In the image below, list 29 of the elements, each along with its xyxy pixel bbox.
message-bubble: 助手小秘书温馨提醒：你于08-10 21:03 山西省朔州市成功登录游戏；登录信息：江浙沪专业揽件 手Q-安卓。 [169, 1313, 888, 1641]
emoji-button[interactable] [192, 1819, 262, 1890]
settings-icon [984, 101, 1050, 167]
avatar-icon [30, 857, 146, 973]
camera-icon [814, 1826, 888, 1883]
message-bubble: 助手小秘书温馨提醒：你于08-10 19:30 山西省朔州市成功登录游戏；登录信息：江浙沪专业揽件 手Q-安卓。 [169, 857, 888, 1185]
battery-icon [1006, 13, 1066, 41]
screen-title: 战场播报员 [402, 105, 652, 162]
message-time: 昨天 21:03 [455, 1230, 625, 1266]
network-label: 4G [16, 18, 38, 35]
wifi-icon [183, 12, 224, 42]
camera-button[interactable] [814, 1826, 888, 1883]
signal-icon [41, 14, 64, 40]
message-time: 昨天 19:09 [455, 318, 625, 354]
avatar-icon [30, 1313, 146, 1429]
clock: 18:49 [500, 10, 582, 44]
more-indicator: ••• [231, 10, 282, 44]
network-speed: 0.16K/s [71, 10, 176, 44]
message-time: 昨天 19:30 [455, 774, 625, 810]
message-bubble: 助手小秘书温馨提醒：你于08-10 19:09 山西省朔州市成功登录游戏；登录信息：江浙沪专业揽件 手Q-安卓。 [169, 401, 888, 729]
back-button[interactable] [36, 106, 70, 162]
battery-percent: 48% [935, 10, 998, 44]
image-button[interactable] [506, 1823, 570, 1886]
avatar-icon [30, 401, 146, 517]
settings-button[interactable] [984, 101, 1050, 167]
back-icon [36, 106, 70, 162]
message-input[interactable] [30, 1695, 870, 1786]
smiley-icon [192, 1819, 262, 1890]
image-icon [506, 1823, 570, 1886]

========================================================================

Problem details | Reproduce all the rows above, replacing every occurrence of "message-time" with "timestamp-label" and leaving everything else unchanged.

Response |
In the image below, list 29 of the elements, each along with its xyxy pixel bbox.
message-bubble: 助手小秘书温馨提醒：你于08-10 21:03 山西省朔州市成功登录游戏；登录信息：江浙沪专业揽件 手Q-安卓。 [169, 1313, 888, 1641]
emoji-button[interactable] [192, 1819, 262, 1890]
settings-icon [984, 101, 1050, 167]
avatar-icon [30, 857, 146, 973]
camera-icon [814, 1826, 888, 1883]
message-bubble: 助手小秘书温馨提醒：你于08-10 19:30 山西省朔州市成功登录游戏；登录信息：江浙沪专业揽件 手Q-安卓。 [169, 857, 888, 1185]
battery-icon [1006, 13, 1066, 41]
screen-title: 战场播报员 [402, 105, 652, 162]
timestamp-label: 昨天 21:03 [455, 1230, 625, 1266]
network-label: 4G [16, 18, 38, 35]
wifi-icon [183, 12, 224, 42]
camera-button[interactable] [814, 1826, 888, 1883]
signal-icon [41, 14, 64, 40]
timestamp-label: 昨天 19:09 [455, 318, 625, 354]
avatar-icon [30, 1313, 146, 1429]
clock: 18:49 [500, 10, 582, 44]
more-indicator: ••• [231, 10, 282, 44]
network-speed: 0.16K/s [71, 10, 176, 44]
timestamp-label: 昨天 19:30 [455, 774, 625, 810]
message-bubble: 助手小秘书温馨提醒：你于08-10 19:09 山西省朔州市成功登录游戏；登录信息：江浙沪专业揽件 手Q-安卓。 [169, 401, 888, 729]
back-button[interactable] [36, 106, 70, 162]
battery-percent: 48% [935, 10, 998, 44]
image-button[interactable] [506, 1823, 570, 1886]
avatar-icon [30, 401, 146, 517]
settings-button[interactable] [984, 101, 1050, 167]
back-icon [36, 106, 70, 162]
message-input[interactable] [30, 1695, 870, 1786]
smiley-icon [192, 1819, 262, 1890]
image-icon [506, 1823, 570, 1886]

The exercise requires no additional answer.